The records.
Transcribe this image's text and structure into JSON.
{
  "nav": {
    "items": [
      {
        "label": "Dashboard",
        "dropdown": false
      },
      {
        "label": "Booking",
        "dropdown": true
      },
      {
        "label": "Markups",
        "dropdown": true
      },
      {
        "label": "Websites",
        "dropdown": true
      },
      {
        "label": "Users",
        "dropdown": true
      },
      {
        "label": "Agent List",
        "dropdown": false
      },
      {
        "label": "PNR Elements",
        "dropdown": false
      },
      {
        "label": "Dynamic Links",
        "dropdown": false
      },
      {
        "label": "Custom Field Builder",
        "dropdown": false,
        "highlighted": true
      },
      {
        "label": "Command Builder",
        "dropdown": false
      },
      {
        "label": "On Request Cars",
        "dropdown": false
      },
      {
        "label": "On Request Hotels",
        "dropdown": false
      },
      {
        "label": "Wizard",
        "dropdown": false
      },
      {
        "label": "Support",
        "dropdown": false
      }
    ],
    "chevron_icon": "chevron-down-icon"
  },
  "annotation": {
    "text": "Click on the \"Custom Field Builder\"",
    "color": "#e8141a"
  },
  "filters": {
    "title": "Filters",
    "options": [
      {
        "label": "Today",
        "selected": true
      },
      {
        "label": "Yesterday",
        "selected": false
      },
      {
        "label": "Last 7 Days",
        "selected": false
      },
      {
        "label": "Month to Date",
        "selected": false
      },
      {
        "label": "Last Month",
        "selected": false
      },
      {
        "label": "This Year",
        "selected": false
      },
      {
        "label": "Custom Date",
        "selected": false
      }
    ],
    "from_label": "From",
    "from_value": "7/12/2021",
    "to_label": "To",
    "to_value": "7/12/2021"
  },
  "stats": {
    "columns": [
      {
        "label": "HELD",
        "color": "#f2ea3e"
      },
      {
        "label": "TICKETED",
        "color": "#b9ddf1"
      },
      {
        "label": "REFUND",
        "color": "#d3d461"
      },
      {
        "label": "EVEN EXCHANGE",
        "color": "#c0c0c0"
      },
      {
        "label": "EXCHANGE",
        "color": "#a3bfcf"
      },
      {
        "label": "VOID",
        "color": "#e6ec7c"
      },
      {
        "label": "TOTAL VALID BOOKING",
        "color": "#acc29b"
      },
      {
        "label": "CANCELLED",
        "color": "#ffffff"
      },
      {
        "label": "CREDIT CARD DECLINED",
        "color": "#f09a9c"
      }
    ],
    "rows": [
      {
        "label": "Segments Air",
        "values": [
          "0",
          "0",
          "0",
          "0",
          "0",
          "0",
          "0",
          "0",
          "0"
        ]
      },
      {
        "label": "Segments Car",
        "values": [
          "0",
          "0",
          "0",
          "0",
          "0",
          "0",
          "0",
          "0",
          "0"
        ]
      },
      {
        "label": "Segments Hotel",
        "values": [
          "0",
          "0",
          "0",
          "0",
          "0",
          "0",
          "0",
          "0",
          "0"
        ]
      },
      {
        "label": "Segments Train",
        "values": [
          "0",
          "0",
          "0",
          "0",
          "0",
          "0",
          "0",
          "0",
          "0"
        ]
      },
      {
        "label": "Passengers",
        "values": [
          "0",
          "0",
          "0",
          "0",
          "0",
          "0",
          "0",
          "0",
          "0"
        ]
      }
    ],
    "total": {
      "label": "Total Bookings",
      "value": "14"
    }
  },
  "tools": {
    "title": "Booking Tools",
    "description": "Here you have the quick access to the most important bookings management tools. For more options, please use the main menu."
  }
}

What the task asks. Above are the records; retype them all without a single difference.

Response to the task.
Transcribe this image's text and structure into JSON.
{
  "nav": {
    "items": [
      {
        "label": "Dashboard",
        "dropdown": false
      },
      {
        "label": "Booking",
        "dropdown": true
      },
      {
        "label": "Markups",
        "dropdown": true
      },
      {
        "label": "Websites",
        "dropdown": true
      },
      {
        "label": "Users",
        "dropdown": true
      },
      {
        "label": "Agent List",
        "dropdown": false
      },
      {
        "label": "PNR Elements",
        "dropdown": false
      },
      {
        "label": "Dynamic Links",
        "dropdown": false
      },
      {
        "label": "Custom Field Builder",
        "dropdown": false,
        "highlighted": true
      },
      {
        "label": "Command Builder",
        "dropdown": false
      },
      {
        "label": "On Request Cars",
        "dropdown": false
      },
      {
        "label": "On Request Hotels",
        "dropdown": false
      },
      {
        "label": "Wizard",
        "dropdown": false
      },
      {
        "label": "Support",
        "dropdown": false
      }
    ],
    "chevron_icon": "chevron-down-icon"
  },
  "annotation": {
    "text": "Click on the \"Custom Field Builder\"",
    "color": "#e8141a"
  },
  "filters": {
    "title": "Filters",
    "options": [
      {
        "label": "Today",
        "selected": true
      },
      {
        "label": "Yesterday",
        "selected": false
      },
      {
        "label": "Last 7 Days",
        "selected": false
      },
      {
        "label": "Month to Date",
        "selected": false
      },
      {
        "label": "Last Month",
        "selected": false
      },
      {
        "label": "This Year",
        "selected": false
      },
      {
        "label": "Custom Date",
        "selected": false
      }
    ],
    "from_label": "From",
    "from_value": "7/12/2021",
    "to_label": "To",
    "to_value": "7/12/2021"
  },
  "stats": {
    "columns": [
      {
        "label": "HELD",
        "color": "#f2ea3e"
      },
      {
        "label": "TICKETED",
        "color": "#b9ddf1"
      },
      {
        "label": "REFUND",
        "color": "#d3d461"
      },
      {
        "label": "EVEN EXCHANGE",
        "color": "#c0c0c0"
      },
      {
        "label": "EXCHANGE",
        "color": "#a3bfcf"
      },
      {
        "label": "VOID",
        "color": "#e6ec7c"
      },
      {
        "label": "TOTAL VALID BOOKING",
        "color": "#acc29b"
      },
      {
        "label": "CANCELLED",
        "color": "#ffffff"
      },
      {
        "label": "CREDIT CARD DECLINED",
        "color": "#f09a9c"
      }
    ],
    "rows": [
      {
        "label": "Segments Air",
        "values": [
          "0",
          "0",
          "0",
          "0",
          "0",
          "0",
          "0",
          "0",
          "0"
        ]
      },
      {
        "label": "Segments Car",
        "values": [
          "0",
          "0",
          "0",
          "0",
          "0",
          "0",
          "0",
          "0",
          "0"
        ]
      },
      {
        "label": "Segments Hotel",
        "values": [
          "0",
          "0",
          "0",
          "0",
          "0",
          "0",
          "0",
          "0",
          "0"
        ]
      },
      {
        "label": "Segments Train",
        "values": [
          "0",
          "0",
          "0",
          "0",
          "0",
          "0",
          "0",
          "0",
          "0"
        ]
      },
      {
        "label": "Passengers",
        "values": [
          "0",
          "0",
          "0",
          "0",
          "0",
          "0",
          "0",
          "0",
          "0"
        ]
      }
    ],
    "total": {
      "label": "Total Bookings",
      "value": "14"
    }
  },
  "tools": {
    "title": "Booking Tools",
    "description": "Here you have the quick access to the most important bookings management tools. For more options, please use the main menu."
  }
}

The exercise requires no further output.